= EXERCISE DETAILS =
Go through the listing below and list every line with "zult".

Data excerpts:
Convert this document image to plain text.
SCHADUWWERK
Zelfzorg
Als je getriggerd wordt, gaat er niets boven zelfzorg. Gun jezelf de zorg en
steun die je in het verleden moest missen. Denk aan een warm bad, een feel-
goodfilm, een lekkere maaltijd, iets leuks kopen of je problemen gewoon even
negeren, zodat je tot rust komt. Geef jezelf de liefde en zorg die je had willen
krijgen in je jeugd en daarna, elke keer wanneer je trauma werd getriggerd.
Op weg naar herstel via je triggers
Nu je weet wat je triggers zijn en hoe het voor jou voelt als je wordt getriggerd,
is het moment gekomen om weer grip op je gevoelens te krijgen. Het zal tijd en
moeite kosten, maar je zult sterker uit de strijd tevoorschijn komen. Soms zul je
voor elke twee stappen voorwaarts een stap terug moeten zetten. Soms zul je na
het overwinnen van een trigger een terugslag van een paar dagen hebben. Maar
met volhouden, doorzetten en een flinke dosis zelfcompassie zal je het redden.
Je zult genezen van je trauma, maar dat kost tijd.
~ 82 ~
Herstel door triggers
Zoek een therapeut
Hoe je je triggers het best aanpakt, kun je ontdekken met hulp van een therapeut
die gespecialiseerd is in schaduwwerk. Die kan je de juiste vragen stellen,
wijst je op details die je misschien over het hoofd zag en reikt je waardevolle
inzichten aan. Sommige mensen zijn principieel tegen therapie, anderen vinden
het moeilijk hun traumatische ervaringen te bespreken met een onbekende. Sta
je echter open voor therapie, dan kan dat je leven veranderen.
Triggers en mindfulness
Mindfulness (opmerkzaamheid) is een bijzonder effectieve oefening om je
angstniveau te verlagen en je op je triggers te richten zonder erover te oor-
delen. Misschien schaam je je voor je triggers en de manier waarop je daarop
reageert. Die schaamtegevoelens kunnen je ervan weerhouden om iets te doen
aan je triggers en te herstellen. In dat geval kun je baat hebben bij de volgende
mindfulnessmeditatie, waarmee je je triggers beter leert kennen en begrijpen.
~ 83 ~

= ANSWER TO THE EXERCISE =
moeite kosten, maar je zult sterker uit de strijd tevoorschijn komen. Soms zul je
Je zult genezen van je trauma, maar dat kost tijd.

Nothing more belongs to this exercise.